• [What you will do] Report back every line below that carries the word "name".

Dataset excerpts:
▬▬▬

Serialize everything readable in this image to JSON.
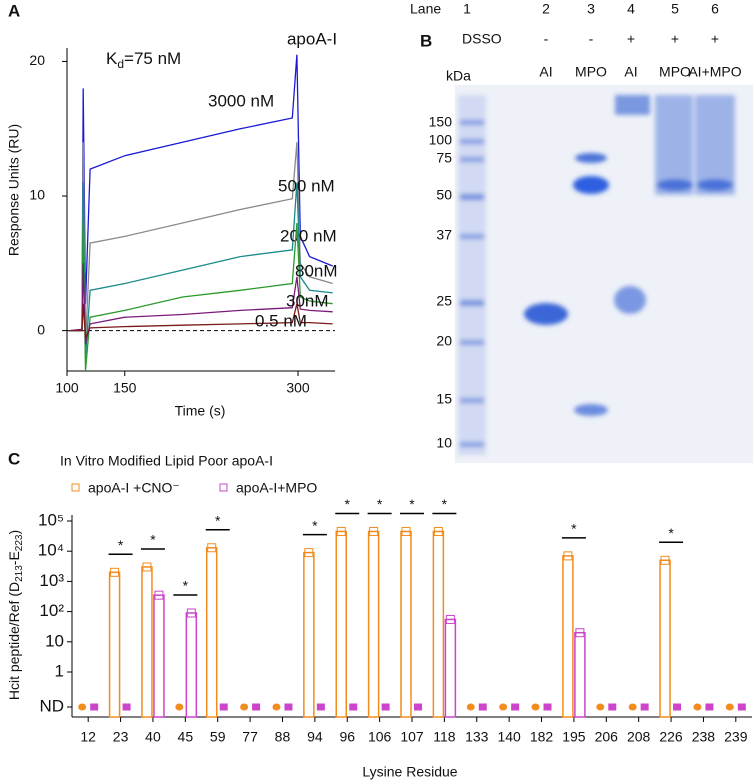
{
  "chart_data": [
    {
      "type": "line",
      "panel": "A",
      "title": "apoA-I",
      "annotation": {
        "main": "K",
        "sub": "d",
        "rest": "=75 nM"
      },
      "x_label": "Time (s)",
      "y_label": "Response Units (RU)",
      "xlim": [
        100,
        332
      ],
      "xticks": [
        100,
        150,
        300
      ],
      "ylim": [
        -3,
        21
      ],
      "yticks": [
        0,
        10,
        20
      ],
      "reference_line": 0,
      "x": [
        102,
        113,
        114,
        116,
        120,
        150,
        200,
        250,
        295,
        299,
        302,
        310,
        330
      ],
      "series": [
        {
          "name": "3000 nM",
          "color": "#1a1ad6",
          "values": [
            0,
            0,
            18,
            2,
            12,
            13,
            14,
            15,
            15.8,
            20.5,
            7,
            5.5,
            4.8
          ]
        },
        {
          "name": "500 nM",
          "color": "#8a8a8a",
          "values": [
            0,
            0,
            14,
            -1,
            6.5,
            7,
            8,
            9,
            9.8,
            14,
            5,
            4,
            3.5
          ]
        },
        {
          "name": "200 nM",
          "color": "#1a8a8a",
          "values": [
            0,
            0,
            11,
            -2,
            3,
            3.5,
            4.5,
            5.5,
            6,
            11,
            4,
            3,
            2.8
          ]
        },
        {
          "name": "80nM",
          "color": "#2a9a2a",
          "values": [
            0,
            0,
            8,
            -3,
            1,
            1.5,
            2.5,
            3,
            3.5,
            8,
            2.5,
            2.2,
            2
          ]
        },
        {
          "name": "30nM",
          "color": "#7a1a7a",
          "values": [
            0,
            0.1,
            5,
            -1,
            0.5,
            1,
            1.2,
            1.5,
            1.7,
            4,
            1.6,
            1.5,
            1.4
          ]
        },
        {
          "name": "0.5 nM",
          "color": "#7a1a1a",
          "values": [
            0,
            0,
            2,
            -0.5,
            0.2,
            0.3,
            0.4,
            0.5,
            0.6,
            2,
            0.6,
            0.6,
            0.5
          ]
        }
      ]
    },
    {
      "type": "bar",
      "panel": "C",
      "title": "In Vitro Modified Lipid Poor apoA-I",
      "x_label": "Lysine Residue",
      "y_label": {
        "main": "Hcit peptide/Ref (D",
        "sub1": "213",
        "mid": "-E",
        "sub2": "223",
        "end": ")"
      },
      "log_scale": true,
      "ylim": [
        1,
        100000
      ],
      "yticks": [
        {
          "value": null,
          "label": "ND"
        },
        1,
        10,
        {
          "value": 100,
          "label": "10²"
        },
        {
          "value": 1000,
          "label": "10³"
        },
        {
          "value": 10000,
          "label": "10⁴"
        },
        {
          "value": 100000,
          "label": "10⁵"
        }
      ],
      "categories": [
        "12",
        "23",
        "40",
        "45",
        "59",
        "77",
        "88",
        "94",
        "96",
        "106",
        "107",
        "118",
        "133",
        "140",
        "182",
        "195",
        "206",
        "208",
        "226",
        "238",
        "239"
      ],
      "series": [
        {
          "name": "apoA-I +CNO⁻",
          "color": "#f28c1e",
          "values": [
            null,
            2000,
            3000,
            null,
            13000,
            null,
            null,
            9000,
            45000,
            45000,
            45000,
            45000,
            null,
            null,
            null,
            7000,
            null,
            null,
            5000,
            null,
            null
          ]
        },
        {
          "name": "apoA-I+MPO",
          "color": "#cc44cc",
          "values": [
            null,
            null,
            350,
            90,
            null,
            null,
            null,
            null,
            null,
            null,
            null,
            55,
            null,
            null,
            null,
            20,
            null,
            null,
            null,
            null,
            null
          ]
        }
      ],
      "significance": [
        {
          "residue": "23",
          "label": "*"
        },
        {
          "residue": "40",
          "label": "*"
        },
        {
          "residue": "45",
          "label": "*"
        },
        {
          "residue": "59",
          "label": "*"
        },
        {
          "residue": "94",
          "label": "*"
        },
        {
          "residue": "96",
          "label": "*"
        },
        {
          "residue": "106",
          "label": "*"
        },
        {
          "residue": "107",
          "label": "*"
        },
        {
          "residue": "118",
          "label": "*"
        },
        {
          "residue": "195",
          "label": "*"
        },
        {
          "residue": "226",
          "label": "*"
        }
      ]
    }
  ],
  "gel": {
    "panel": "B",
    "lane_header": "Lane",
    "lanes": [
      "1",
      "2",
      "3",
      "4",
      "5",
      "6"
    ],
    "reagent": "DSSO",
    "reagent_signs": [
      "-",
      "-",
      "+",
      "+",
      "+"
    ],
    "samples": [
      "AI",
      "MPO",
      "AI",
      "MPO",
      "AI+MPO"
    ],
    "unit": "kDa",
    "markers": [
      "150",
      "100",
      "75",
      "50",
      "37",
      "25",
      "20",
      "15",
      "10"
    ]
  }
}
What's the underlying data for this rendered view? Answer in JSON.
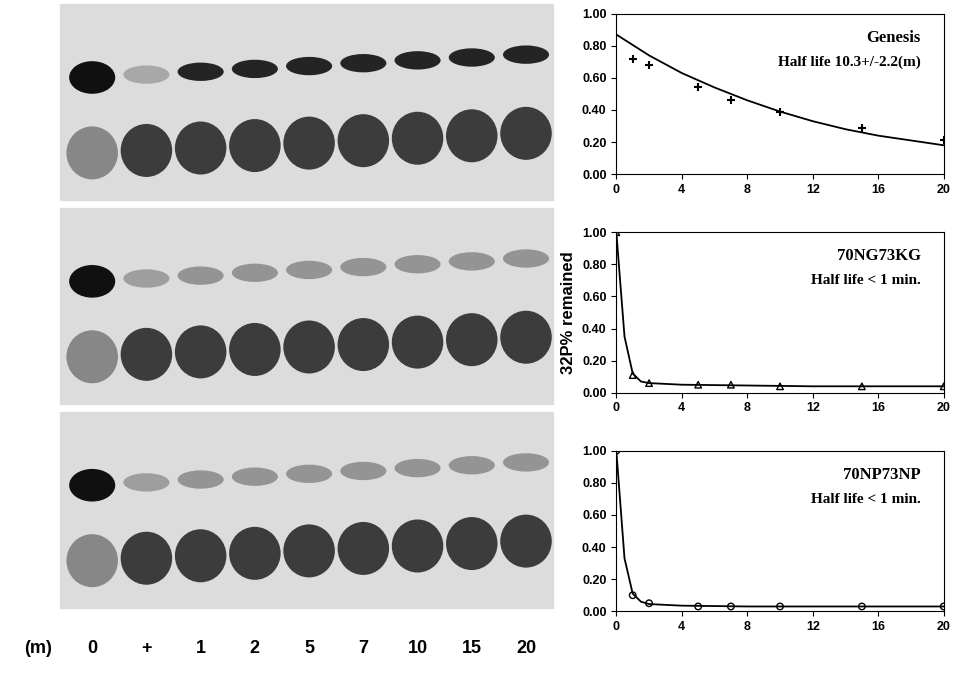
{
  "gel": {
    "lane_axis_label": "(m)",
    "lanes": [
      "0",
      "+",
      "1",
      "2",
      "5",
      "7",
      "10",
      "15",
      "20"
    ]
  },
  "chart_data": [
    {
      "type": "line",
      "title": "Genesis",
      "subtitle": "Half life 10.3+/-2.2(m)",
      "xlim": [
        0,
        20
      ],
      "xticks": [
        0,
        4,
        8,
        12,
        16,
        20
      ],
      "ylim": [
        0,
        1
      ],
      "yticks": [
        {
          "value": 0,
          "label": "0.00"
        },
        {
          "value": 0.2,
          "label": "0.20"
        },
        {
          "value": 0.4,
          "label": "0.40"
        },
        {
          "value": 0.6,
          "label": "0.60"
        },
        {
          "value": 0.8,
          "label": "0.80"
        },
        {
          "value": 1,
          "label": "1.00"
        }
      ],
      "series": [
        {
          "type": "scatter",
          "marker": "+",
          "color": "#000000",
          "x": [
            1,
            2,
            5,
            7,
            10,
            15,
            20
          ],
          "values": [
            0.72,
            0.68,
            0.54,
            0.46,
            0.39,
            0.29,
            0.21
          ]
        },
        {
          "type": "line",
          "line_style": "solid",
          "color": "#000000",
          "x": [
            0,
            2,
            4,
            6,
            8,
            10,
            12,
            14,
            16,
            18,
            20
          ],
          "values": [
            0.87,
            0.74,
            0.63,
            0.54,
            0.46,
            0.39,
            0.33,
            0.28,
            0.24,
            0.21,
            0.18
          ]
        }
      ]
    },
    {
      "type": "line",
      "title": "70NG73KG",
      "subtitle": "Half life < 1 min.",
      "y_label": "32P% remained",
      "xlim": [
        0,
        20
      ],
      "xticks": [
        0,
        4,
        8,
        12,
        16,
        20
      ],
      "ylim": [
        0,
        1
      ],
      "yticks": [
        {
          "value": 0,
          "label": "0.00"
        },
        {
          "value": 0.2,
          "label": "0.20"
        },
        {
          "value": 0.4,
          "label": "0.40"
        },
        {
          "value": 0.6,
          "label": "0.60"
        },
        {
          "value": 0.8,
          "label": "0.80"
        },
        {
          "value": 1,
          "label": "1.00"
        }
      ],
      "series": [
        {
          "type": "scatter",
          "marker": "^",
          "color": "#000000",
          "x": [
            0,
            1,
            2,
            5,
            7,
            10,
            15,
            20
          ],
          "values": [
            1.0,
            0.11,
            0.06,
            0.05,
            0.05,
            0.04,
            0.04,
            0.04
          ]
        },
        {
          "type": "line",
          "line_style": "solid",
          "color": "#000000",
          "x": [
            0,
            0.5,
            1,
            1.5,
            2,
            4,
            8,
            12,
            16,
            20
          ],
          "values": [
            1.0,
            0.35,
            0.12,
            0.07,
            0.06,
            0.05,
            0.045,
            0.04,
            0.04,
            0.04
          ]
        }
      ]
    },
    {
      "type": "line",
      "title": "70NP73NP",
      "subtitle": "Half life < 1 min.",
      "xlim": [
        0,
        20
      ],
      "xticks": [
        0,
        4,
        8,
        12,
        16,
        20
      ],
      "ylim": [
        0,
        1
      ],
      "yticks": [
        {
          "value": 0,
          "label": "0.00"
        },
        {
          "value": 0.2,
          "label": "0.20"
        },
        {
          "value": 0.4,
          "label": "0.40"
        },
        {
          "value": 0.6,
          "label": "0.60"
        },
        {
          "value": 0.8,
          "label": "0.80"
        },
        {
          "value": 1,
          "label": "1.00"
        }
      ],
      "series": [
        {
          "type": "scatter",
          "marker": "o",
          "color": "#000000",
          "x": [
            0,
            1,
            2,
            5,
            7,
            10,
            15,
            20
          ],
          "values": [
            1.0,
            0.1,
            0.05,
            0.03,
            0.03,
            0.03,
            0.03,
            0.03
          ]
        },
        {
          "type": "line",
          "line_style": "solid",
          "color": "#000000",
          "x": [
            0,
            0.5,
            1,
            1.5,
            2,
            4,
            8,
            12,
            16,
            20
          ],
          "values": [
            1.0,
            0.33,
            0.11,
            0.06,
            0.045,
            0.035,
            0.03,
            0.03,
            0.03,
            0.03
          ]
        }
      ]
    }
  ]
}
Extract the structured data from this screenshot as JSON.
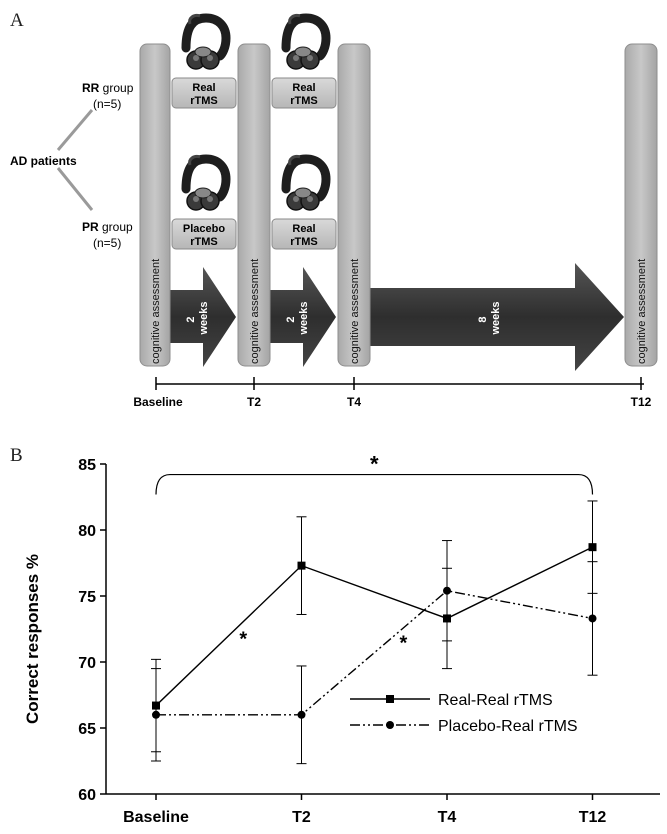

▬▬▬

• [Reply to the exercise]
          "name": "3000 nM",
          "name": "500 nM",
          "name": "200 nM",
          "name": "80nM",
          "name": "30nM",
          "name": "0.5 nM",
          "name": "apoA-I +CNO⁻",
          "name": "apoA-I+MPO",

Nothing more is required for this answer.